Data records:
——

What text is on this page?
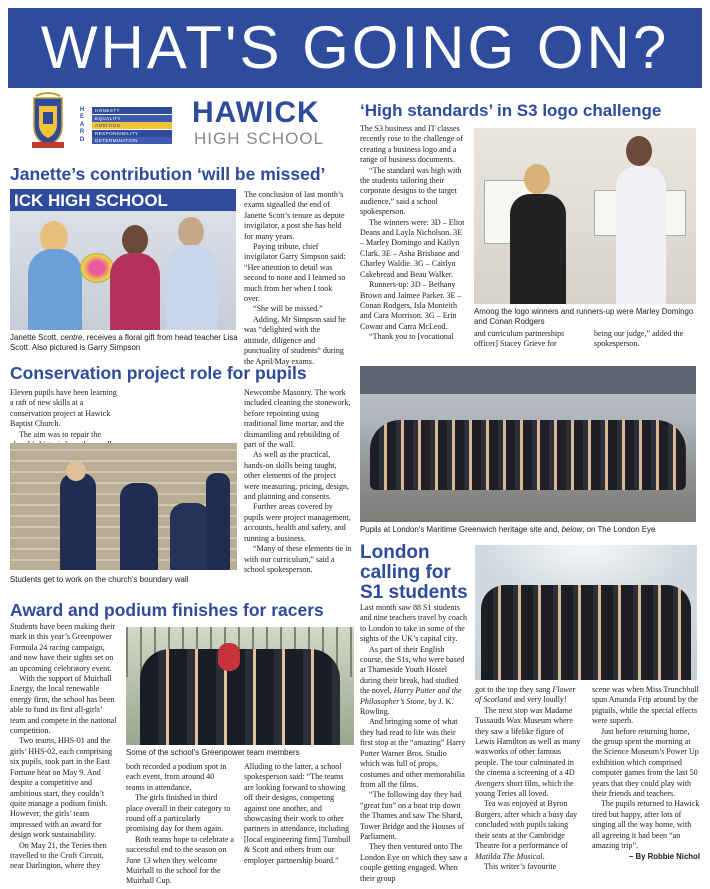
WHAT'S GOING ON?
H
E
A
R
D
HONESTY
EQUALITY
AMBITION
RESPONSIBILITY
DETERMINATION
HAWICK
HIGH SCHOOL
Janette’s contribution ‘will be missed’
ICK HIGH SCHOOL
Janette Scott, centre, receives a floral gift from head teacher Lisa Scott. Also pictured is Garry Simpson

The conclusion of last month’s exams signalled the end of Janette Scott’s tenure as depute invigilator, a post she has held for many years.

Paying tribute, chief invigilator Garry Simpson said: “Her attention to detail was second to none and I learned so much from her when I took over.

“She will be missed.”

Adding, Mr Simpson said he was “delighted with the attitude, diligence and punctuality of students” during the April/May exams.

‘High standards’ in S3 logo challenge

The S3 business and IT classes recently rose to the challenge of creating a business logo and a range of business documents.

“The standard was high with the students tailoring their corporate designs to the target audience,” said a school spokesperson.

The winners were: 3D – Eliot Deans and Layla Nicholson. 3E – Marley Domingo and Kailyn Clark. 3E – Asha Brisbane and Charley Waldie. 3G – Caitlyn Cakebread and Beau Walker.

Runners-up: 3D – Bethany Brown and Jaimee Parker. 3E – Conan Rodgers, Isla Monteith and Cara Morrison. 3G – Erin Cowan and Carra McLeod.

“Thank you to [vocational

Among the logo winners and runners-up were Marley Domingo and Conan Rodgers
and curriculum partnerships officer] Stacey Grieve for
being our judge,” added the spokesperson.
Conservation project role for pupils

Eleven pupils have been learning a raft of new skills at a conservation project at Hawick Baptist Church.

The aim was to repair the

Newcombe Masonry. The work included cleaning the stonework, before repointing using traditional lime mortar, and the dismantling and rebuilding of part of the wall.

As well as the practical, hands-on skills being taught, other elements of the project were measuring, pricing, design, and planning and consents.

Further areas covered by pupils were project management, accounts, health and safety, and running a business.

“Many of these elements tie in with our curriculum,” said a school spokesperson.

Students get to work on the church’s boundary wall
Pupils at London’s Maritime Greenwich heritage site and, below, on The London Eye
London calling for S1 students

Last month saw 88 S1 students and nine teachers travel by coach to London to take in some of the sights of the UK’s capital city.

As part of their English course, the S1s, who were based at Thameside Youth Hostel during their break, had studied the novel, Harry Potter and the Philosopher’s Stone, by J. K. Rowling.

And bringing some of what they had read to life was their first stop at the “amazing” Harry Potter Warner Bros. Studio which was full of props, costumes and other memorabilia from all the films.

“The following day they had “great fun” on a boat trip down the Thames and saw The Shard, Tower Bridge and the Houses of Parliament.

They then ventured onto The London Eye on which they saw a couple getting engaged. When their group

got to the top they sang Flower of Scotland and very loudly!

The next stop was Madame Tussauds Wax Museum where they saw a lifelike figure of Lewis Hamilton as well as many waxworks of other famous people. The tour culminated in the cinema a screening of a 4D Avengers short film, which the young Teries all loved.

Tea was enjoyed at Byron Burgers, after which a busy day concluded with pupils taking their seats at the Cambridge Theatre for a performance of Matilda The Musical.

This writer’s favourite

scene was when Miss Trunchbull spun Amanda Frip around by the pigtails, while the special effects were superb.

Just before returning home, the group spent the morning at the Science Museum’s Power Up exhibition which comprised computer games from the last 50 years that they could play with their friends and teachers.

The pupils returned to Hawick tired but happy, after lots of singing all the way home, with all agreeing it had been “an amazing trip”.

– By Robbie Nichol

Award and podium finishes for racers

Students have been making their mark in this year’s Greenpower Formula 24 racing campaign, and now have their sights set on an upcoming celebratory event.

With the support of Muirhall Energy, the local renewable energy firm, the school has been able to fund its first all-girls’ team and compete in the national competition.

Two teams, HHS-01 and the girls’ HHS-02, each comprising six pupils, took part in the East Fortune heat on May 9. And despite a competitive and ambitious start, they couldn’t quite manage a podium finish. However, the girls’ team impressed with an award for design work sustainability.

On May 21, the Teries then travelled to the Croft Circuit, near Darlington, where they

Some of the school’s Greenpower team members

both recorded a podium spot in each event, from around 40 teams in attendance.

The girls finished in third place overall in their category to round off a particularly promising day for them again.

Both teams hope to celebrate a successful end to the season on June 13 when they welcome Muirhall to the school for the Muirhall Cup.

Alluding to the latter, a school spokesperson said: “The teams are looking forward to showing off their designs, competing against one another, and showcasing their work to other partners in attendance, including [local engineering firm] Turnbull & Scott and others from our employer partnership board.”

——

* **TASK**
Reproduce all of the material exactly, apart from the pictures.

* **RESPONSE TO THIS EXERCISE**
What text is on this page?
WHAT'S GOING ON?
H
E
A
R
D
HONESTY
EQUALITY
AMBITION
RESPONSIBILITY
DETERMINATION
HAWICK
HIGH SCHOOL
Janette’s contribution ‘will be missed’
ICK HIGH SCHOOL
Janette Scott, centre, receives a floral gift from head teacher Lisa Scott. Also pictured is Garry Simpson

The conclusion of last month’s exams signalled the end of Janette Scott’s tenure as depute invigilator, a post she has held for many years.

Paying tribute, chief invigilator Garry Simpson said: “Her attention to detail was second to none and I learned so much from her when I took over.

“She will be missed.”

Adding, Mr Simpson said he was “delighted with the attitude, diligence and punctuality of students” during the April/May exams.

‘High standards’ in S3 logo challenge

The S3 business and IT classes recently rose to the challenge of creating a business logo and a range of business documents.

“The standard was high with the students tailoring their corporate designs to the target audience,” said a school spokesperson.

The winners were: 3D – Eliot Deans and Layla Nicholson. 3E – Marley Domingo and Kailyn Clark. 3E – Asha Brisbane and Charley Waldie. 3G – Caitlyn Cakebread and Beau Walker.

Runners-up: 3D – Bethany Brown and Jaimee Parker. 3E – Conan Rodgers, Isla Monteith and Cara Morrison. 3G – Erin Cowan and Carra McLeod.

“Thank you to [vocational

Among the logo winners and runners-up were Marley Domingo and Conan Rodgers
and curriculum partnerships officer] Stacey Grieve for
being our judge,” added the spokesperson.
Conservation project role for pupils

Eleven pupils have been learning a raft of new skills at a conservation project at Hawick Baptist Church.

The aim was to repair the

Newcombe Masonry. The work included cleaning the stonework, before repointing using traditional lime mortar, and the dismantling and rebuilding of part of the wall.

As well as the practical, hands-on skills being taught, other elements of the project were measuring, pricing, design, and planning and consents.

Further areas covered by pupils were project management, accounts, health and safety, and running a business.

“Many of these elements tie in with our curriculum,” said a school spokesperson.

Students get to work on the church’s boundary wall
Pupils at London’s Maritime Greenwich heritage site and, below, on The London Eye
London calling for S1 students

Last month saw 88 S1 students and nine teachers travel by coach to London to take in some of the sights of the UK’s capital city.

As part of their English course, the S1s, who were based at Thameside Youth Hostel during their break, had studied the novel, Harry Potter and the Philosopher’s Stone, by J. K. Rowling.

And bringing some of what they had read to life was their first stop at the “amazing” Harry Potter Warner Bros. Studio which was full of props, costumes and other memorabilia from all the films.

“The following day they had “great fun” on a boat trip down the Thames and saw The Shard, Tower Bridge and the Houses of Parliament.

They then ventured onto The London Eye on which they saw a couple getting engaged. When their group

got to the top they sang Flower of Scotland and very loudly!

The next stop was Madame Tussauds Wax Museum where they saw a lifelike figure of Lewis Hamilton as well as many waxworks of other famous people. The tour culminated in the cinema a screening of a 4D Avengers short film, which the young Teries all loved.

Tea was enjoyed at Byron Burgers, after which a busy day concluded with pupils taking their seats at the Cambridge Theatre for a performance of Matilda The Musical.

This writer’s favourite

scene was when Miss Trunchbull spun Amanda Frip around by the pigtails, while the special effects were superb.

Just before returning home, the group spent the morning at the Science Museum’s Power Up exhibition which comprised computer games from the last 50 years that they could play with their friends and teachers.

The pupils returned to Hawick tired but happy, after lots of singing all the way home, with all agreeing it had been “an amazing trip”.

– By Robbie Nichol

Award and podium finishes for racers

Students have been making their mark in this year’s Greenpower Formula 24 racing campaign, and now have their sights set on an upcoming celebratory event.

With the support of Muirhall Energy, the local renewable energy firm, the school has been able to fund its first all-girls’ team and compete in the national competition.

Two teams, HHS-01 and the girls’ HHS-02, each comprising six pupils, took part in the East Fortune heat on May 9. And despite a competitive and ambitious start, they couldn’t quite manage a podium finish. However, the girls’ team impressed with an award for design work sustainability.

On May 21, the Teries then travelled to the Croft Circuit, near Darlington, where they

Some of the school’s Greenpower team members

both recorded a podium spot in each event, from around 40 teams in attendance.

The girls finished in third place overall in their category to round off a particularly promising day for them again.

Both teams hope to celebrate a successful end to the season on June 13 when they welcome Muirhall to the school for the Muirhall Cup.

Alluding to the latter, a school spokesperson said: “The teams are looking forward to showing off their designs, competing against one another, and showcasing their work to other partners in attendance, including [local engineering firm] Turnbull & Scott and others from our employer partnership board.”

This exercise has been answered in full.